## start
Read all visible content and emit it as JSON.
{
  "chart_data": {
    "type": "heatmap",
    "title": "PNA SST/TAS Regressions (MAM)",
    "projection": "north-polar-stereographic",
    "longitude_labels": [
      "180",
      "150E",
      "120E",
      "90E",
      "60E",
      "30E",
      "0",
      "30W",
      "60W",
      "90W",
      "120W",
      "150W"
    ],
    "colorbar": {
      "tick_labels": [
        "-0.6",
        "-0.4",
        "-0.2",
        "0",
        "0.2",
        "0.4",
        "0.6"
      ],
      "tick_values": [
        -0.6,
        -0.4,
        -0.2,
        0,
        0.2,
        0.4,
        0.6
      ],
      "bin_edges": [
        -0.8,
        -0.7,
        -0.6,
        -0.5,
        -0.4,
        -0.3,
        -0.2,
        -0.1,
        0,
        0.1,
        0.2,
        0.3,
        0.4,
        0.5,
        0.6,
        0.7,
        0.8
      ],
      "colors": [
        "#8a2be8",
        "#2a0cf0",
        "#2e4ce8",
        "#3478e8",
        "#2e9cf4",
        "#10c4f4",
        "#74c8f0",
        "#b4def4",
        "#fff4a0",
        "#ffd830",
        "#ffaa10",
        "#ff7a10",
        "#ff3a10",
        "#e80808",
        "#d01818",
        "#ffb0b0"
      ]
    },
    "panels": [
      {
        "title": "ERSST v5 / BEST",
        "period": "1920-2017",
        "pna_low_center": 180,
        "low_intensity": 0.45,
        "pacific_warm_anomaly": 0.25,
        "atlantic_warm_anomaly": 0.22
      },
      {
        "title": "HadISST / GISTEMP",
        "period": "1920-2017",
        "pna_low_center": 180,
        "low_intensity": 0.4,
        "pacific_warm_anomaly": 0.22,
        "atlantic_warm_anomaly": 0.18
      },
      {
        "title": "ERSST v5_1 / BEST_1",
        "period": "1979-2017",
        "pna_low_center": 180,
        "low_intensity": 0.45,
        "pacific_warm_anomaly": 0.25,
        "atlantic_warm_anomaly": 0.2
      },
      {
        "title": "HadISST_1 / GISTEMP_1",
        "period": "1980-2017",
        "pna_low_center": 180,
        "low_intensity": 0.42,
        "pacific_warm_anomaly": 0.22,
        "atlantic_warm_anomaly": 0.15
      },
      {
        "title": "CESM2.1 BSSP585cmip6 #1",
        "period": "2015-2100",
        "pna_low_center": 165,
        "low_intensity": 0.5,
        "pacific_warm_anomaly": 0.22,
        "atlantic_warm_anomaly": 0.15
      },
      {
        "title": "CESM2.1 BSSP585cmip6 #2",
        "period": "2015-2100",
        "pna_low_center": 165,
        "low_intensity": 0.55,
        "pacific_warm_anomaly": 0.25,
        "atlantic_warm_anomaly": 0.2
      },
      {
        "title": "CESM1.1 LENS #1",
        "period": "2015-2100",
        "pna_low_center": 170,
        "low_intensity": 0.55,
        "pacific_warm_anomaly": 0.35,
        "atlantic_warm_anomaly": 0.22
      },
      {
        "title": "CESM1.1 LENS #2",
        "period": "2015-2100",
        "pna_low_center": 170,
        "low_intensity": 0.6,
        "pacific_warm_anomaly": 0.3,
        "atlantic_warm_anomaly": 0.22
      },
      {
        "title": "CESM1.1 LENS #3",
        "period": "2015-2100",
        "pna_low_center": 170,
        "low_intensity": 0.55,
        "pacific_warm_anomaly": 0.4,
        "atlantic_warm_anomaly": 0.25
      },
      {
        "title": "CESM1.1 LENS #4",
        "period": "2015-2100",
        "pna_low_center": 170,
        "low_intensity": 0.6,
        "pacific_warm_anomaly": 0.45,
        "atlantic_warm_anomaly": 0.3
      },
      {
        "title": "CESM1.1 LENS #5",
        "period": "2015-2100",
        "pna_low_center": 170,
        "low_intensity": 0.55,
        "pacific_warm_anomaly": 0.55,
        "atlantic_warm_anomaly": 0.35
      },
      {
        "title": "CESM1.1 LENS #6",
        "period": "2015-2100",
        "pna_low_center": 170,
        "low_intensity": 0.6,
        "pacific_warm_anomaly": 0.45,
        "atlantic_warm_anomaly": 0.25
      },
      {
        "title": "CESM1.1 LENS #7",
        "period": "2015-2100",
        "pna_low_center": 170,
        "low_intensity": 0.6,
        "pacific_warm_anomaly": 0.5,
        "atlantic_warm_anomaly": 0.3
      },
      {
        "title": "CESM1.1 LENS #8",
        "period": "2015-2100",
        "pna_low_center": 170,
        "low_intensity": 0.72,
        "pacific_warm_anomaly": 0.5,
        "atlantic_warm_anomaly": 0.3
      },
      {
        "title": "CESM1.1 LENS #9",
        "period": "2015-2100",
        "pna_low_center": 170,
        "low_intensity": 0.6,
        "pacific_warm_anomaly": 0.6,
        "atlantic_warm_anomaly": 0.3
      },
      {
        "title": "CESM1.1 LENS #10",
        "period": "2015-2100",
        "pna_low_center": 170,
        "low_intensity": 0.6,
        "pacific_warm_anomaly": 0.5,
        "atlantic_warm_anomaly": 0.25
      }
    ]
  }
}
## end
* The request *
Reproduce the records above exactly as they appear.

* Correct answer *
Read all visible content and emit it as JSON.
{
  "chart_data": {
    "type": "heatmap",
    "title": "PNA SST/TAS Regressions (MAM)",
    "projection": "north-polar-stereographic",
    "longitude_labels": [
      "180",
      "150E",
      "120E",
      "90E",
      "60E",
      "30E",
      "0",
      "30W",
      "60W",
      "90W",
      "120W",
      "150W"
    ],
    "colorbar": {
      "tick_labels": [
        "-0.6",
        "-0.4",
        "-0.2",
        "0",
        "0.2",
        "0.4",
        "0.6"
      ],
      "tick_values": [
        -0.6,
        -0.4,
        -0.2,
        0,
        0.2,
        0.4,
        0.6
      ],
      "bin_edges": [
        -0.8,
        -0.7,
        -0.6,
        -0.5,
        -0.4,
        -0.3,
        -0.2,
        -0.1,
        0,
        0.1,
        0.2,
        0.3,
        0.4,
        0.5,
        0.6,
        0.7,
        0.8
      ],
      "colors": [
        "#8a2be8",
        "#2a0cf0",
        "#2e4ce8",
        "#3478e8",
        "#2e9cf4",
        "#10c4f4",
        "#74c8f0",
        "#b4def4",
        "#fff4a0",
        "#ffd830",
        "#ffaa10",
        "#ff7a10",
        "#ff3a10",
        "#e80808",
        "#d01818",
        "#ffb0b0"
      ]
    },
    "panels": [
      {
        "title": "ERSST v5 / BEST",
        "period": "1920-2017",
        "pna_low_center": 180,
        "low_intensity": 0.45,
        "pacific_warm_anomaly": 0.25,
        "atlantic_warm_anomaly": 0.22
      },
      {
        "title": "HadISST / GISTEMP",
        "period": "1920-2017",
        "pna_low_center": 180,
        "low_intensity": 0.4,
        "pacific_warm_anomaly": 0.22,
        "atlantic_warm_anomaly": 0.18
      },
      {
        "title": "ERSST v5_1 / BEST_1",
        "period": "1979-2017",
        "pna_low_center": 180,
        "low_intensity": 0.45,
        "pacific_warm_anomaly": 0.25,
        "atlantic_warm_anomaly": 0.2
      },
      {
        "title": "HadISST_1 / GISTEMP_1",
        "period": "1980-2017",
        "pna_low_center": 180,
        "low_intensity": 0.42,
        "pacific_warm_anomaly": 0.22,
        "atlantic_warm_anomaly": 0.15
      },
      {
        "title": "CESM2.1 BSSP585cmip6 #1",
        "period": "2015-2100",
        "pna_low_center": 165,
        "low_intensity": 0.5,
        "pacific_warm_anomaly": 0.22,
        "atlantic_warm_anomaly": 0.15
      },
      {
        "title": "CESM2.1 BSSP585cmip6 #2",
        "period": "2015-2100",
        "pna_low_center": 165,
        "low_intensity": 0.55,
        "pacific_warm_anomaly": 0.25,
        "atlantic_warm_anomaly": 0.2
      },
      {
        "title": "CESM1.1 LENS #1",
        "period": "2015-2100",
        "pna_low_center": 170,
        "low_intensity": 0.55,
        "pacific_warm_anomaly": 0.35,
        "atlantic_warm_anomaly": 0.22
      },
      {
        "title": "CESM1.1 LENS #2",
        "period": "2015-2100",
        "pna_low_center": 170,
        "low_intensity": 0.6,
        "pacific_warm_anomaly": 0.3,
        "atlantic_warm_anomaly": 0.22
      },
      {
        "title": "CESM1.1 LENS #3",
        "period": "2015-2100",
        "pna_low_center": 170,
        "low_intensity": 0.55,
        "pacific_warm_anomaly": 0.4,
        "atlantic_warm_anomaly": 0.25
      },
      {
        "title": "CESM1.1 LENS #4",
        "period": "2015-2100",
        "pna_low_center": 170,
        "low_intensity": 0.6,
        "pacific_warm_anomaly": 0.45,
        "atlantic_warm_anomaly": 0.3
      },
      {
        "title": "CESM1.1 LENS #5",
        "period": "2015-2100",
        "pna_low_center": 170,
        "low_intensity": 0.55,
        "pacific_warm_anomaly": 0.55,
        "atlantic_warm_anomaly": 0.35
      },
      {
        "title": "CESM1.1 LENS #6",
        "period": "2015-2100",
        "pna_low_center": 170,
        "low_intensity": 0.6,
        "pacific_warm_anomaly": 0.45,
        "atlantic_warm_anomaly": 0.25
      },
      {
        "title": "CESM1.1 LENS #7",
        "period": "2015-2100",
        "pna_low_center": 170,
        "low_intensity": 0.6,
        "pacific_warm_anomaly": 0.5,
        "atlantic_warm_anomaly": 0.3
      },
      {
        "title": "CESM1.1 LENS #8",
        "period": "2015-2100",
        "pna_low_center": 170,
        "low_intensity": 0.72,
        "pacific_warm_anomaly": 0.5,
        "atlantic_warm_anomaly": 0.3
      },
      {
        "title": "CESM1.1 LENS #9",
        "period": "2015-2100",
        "pna_low_center": 170,
        "low_intensity": 0.6,
        "pacific_warm_anomaly": 0.6,
        "atlantic_warm_anomaly": 0.3
      },
      {
        "title": "CESM1.1 LENS #10",
        "period": "2015-2100",
        "pna_low_center": 170,
        "low_intensity": 0.6,
        "pacific_warm_anomaly": 0.5,
        "atlantic_warm_anomaly": 0.25
      }
    ]
  }
}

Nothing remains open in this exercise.